Exercise task: Every line of the material is to be quoted verbatim, minus the pictures.

** START Data records **

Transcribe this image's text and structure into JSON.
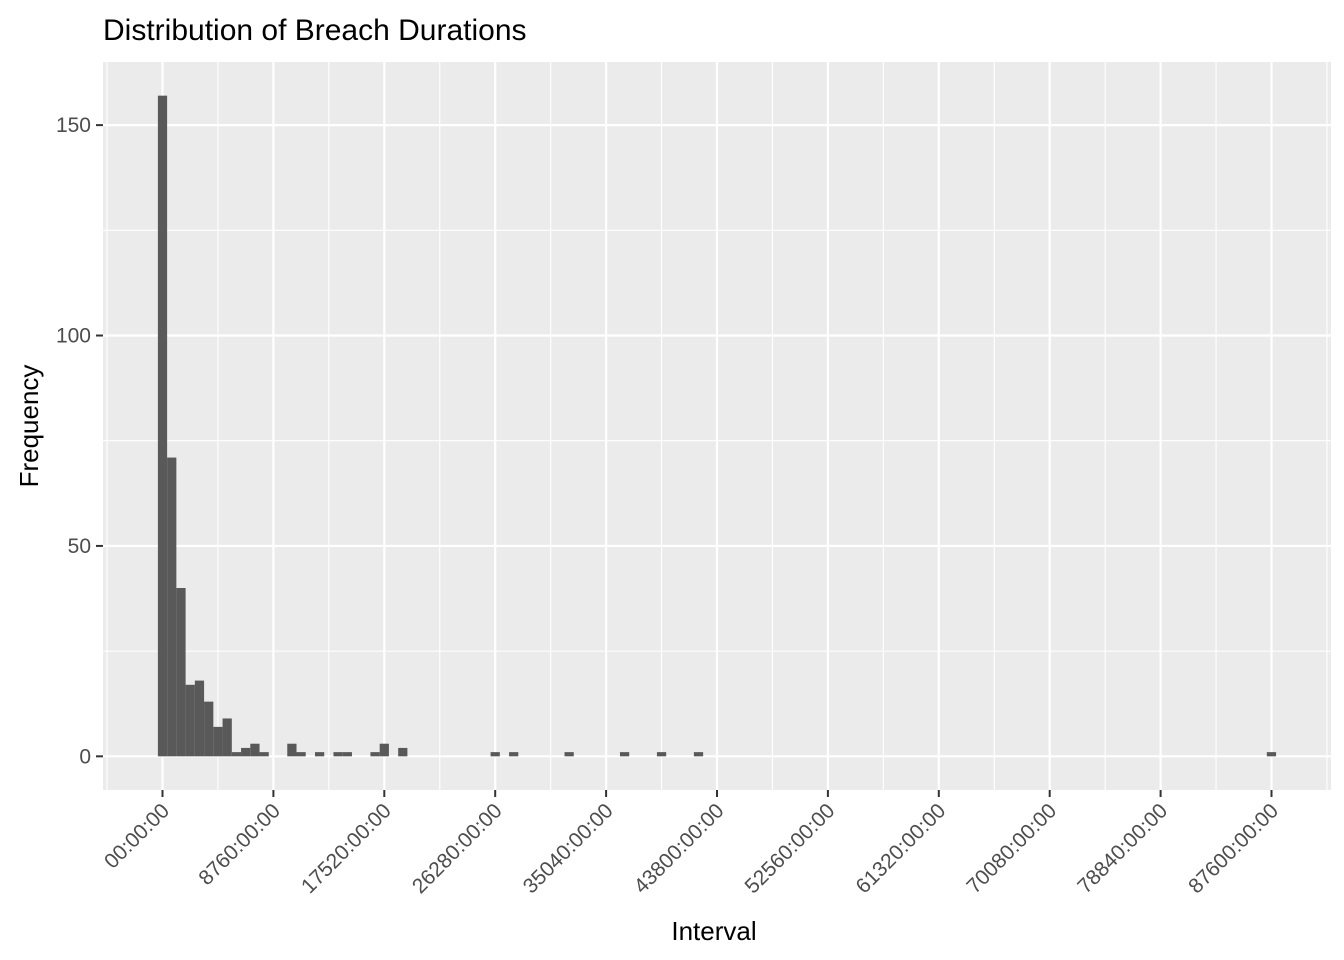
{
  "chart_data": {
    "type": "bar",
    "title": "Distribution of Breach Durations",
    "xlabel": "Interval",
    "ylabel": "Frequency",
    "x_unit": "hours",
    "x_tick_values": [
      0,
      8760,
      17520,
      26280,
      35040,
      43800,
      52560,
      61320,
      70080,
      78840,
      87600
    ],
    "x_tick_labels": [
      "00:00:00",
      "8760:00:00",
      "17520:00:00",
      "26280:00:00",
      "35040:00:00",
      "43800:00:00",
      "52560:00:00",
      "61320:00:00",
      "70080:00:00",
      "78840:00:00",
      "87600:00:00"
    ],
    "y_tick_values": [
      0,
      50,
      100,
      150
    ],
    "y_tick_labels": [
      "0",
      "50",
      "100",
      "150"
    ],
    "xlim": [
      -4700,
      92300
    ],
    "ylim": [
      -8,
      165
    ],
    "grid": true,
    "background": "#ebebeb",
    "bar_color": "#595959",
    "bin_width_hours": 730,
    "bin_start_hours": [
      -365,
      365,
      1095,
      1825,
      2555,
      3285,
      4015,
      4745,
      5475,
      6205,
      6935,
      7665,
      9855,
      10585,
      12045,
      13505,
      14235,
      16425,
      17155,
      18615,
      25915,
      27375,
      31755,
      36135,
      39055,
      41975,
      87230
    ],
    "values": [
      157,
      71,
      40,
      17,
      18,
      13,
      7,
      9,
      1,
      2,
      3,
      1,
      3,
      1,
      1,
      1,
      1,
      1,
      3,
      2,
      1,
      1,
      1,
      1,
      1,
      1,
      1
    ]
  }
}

** END Data records **

Full output:
Transcribe this image's text and structure into JSON.
{
  "chart_data": {
    "type": "bar",
    "title": "Distribution of Breach Durations",
    "xlabel": "Interval",
    "ylabel": "Frequency",
    "x_unit": "hours",
    "x_tick_values": [
      0,
      8760,
      17520,
      26280,
      35040,
      43800,
      52560,
      61320,
      70080,
      78840,
      87600
    ],
    "x_tick_labels": [
      "00:00:00",
      "8760:00:00",
      "17520:00:00",
      "26280:00:00",
      "35040:00:00",
      "43800:00:00",
      "52560:00:00",
      "61320:00:00",
      "70080:00:00",
      "78840:00:00",
      "87600:00:00"
    ],
    "y_tick_values": [
      0,
      50,
      100,
      150
    ],
    "y_tick_labels": [
      "0",
      "50",
      "100",
      "150"
    ],
    "xlim": [
      -4700,
      92300
    ],
    "ylim": [
      -8,
      165
    ],
    "grid": true,
    "background": "#ebebeb",
    "bar_color": "#595959",
    "bin_width_hours": 730,
    "bin_start_hours": [
      -365,
      365,
      1095,
      1825,
      2555,
      3285,
      4015,
      4745,
      5475,
      6205,
      6935,
      7665,
      9855,
      10585,
      12045,
      13505,
      14235,
      16425,
      17155,
      18615,
      25915,
      27375,
      31755,
      36135,
      39055,
      41975,
      87230
    ],
    "values": [
      157,
      71,
      40,
      17,
      18,
      13,
      7,
      9,
      1,
      2,
      3,
      1,
      3,
      1,
      1,
      1,
      1,
      1,
      3,
      2,
      1,
      1,
      1,
      1,
      1,
      1,
      1
    ]
  }
}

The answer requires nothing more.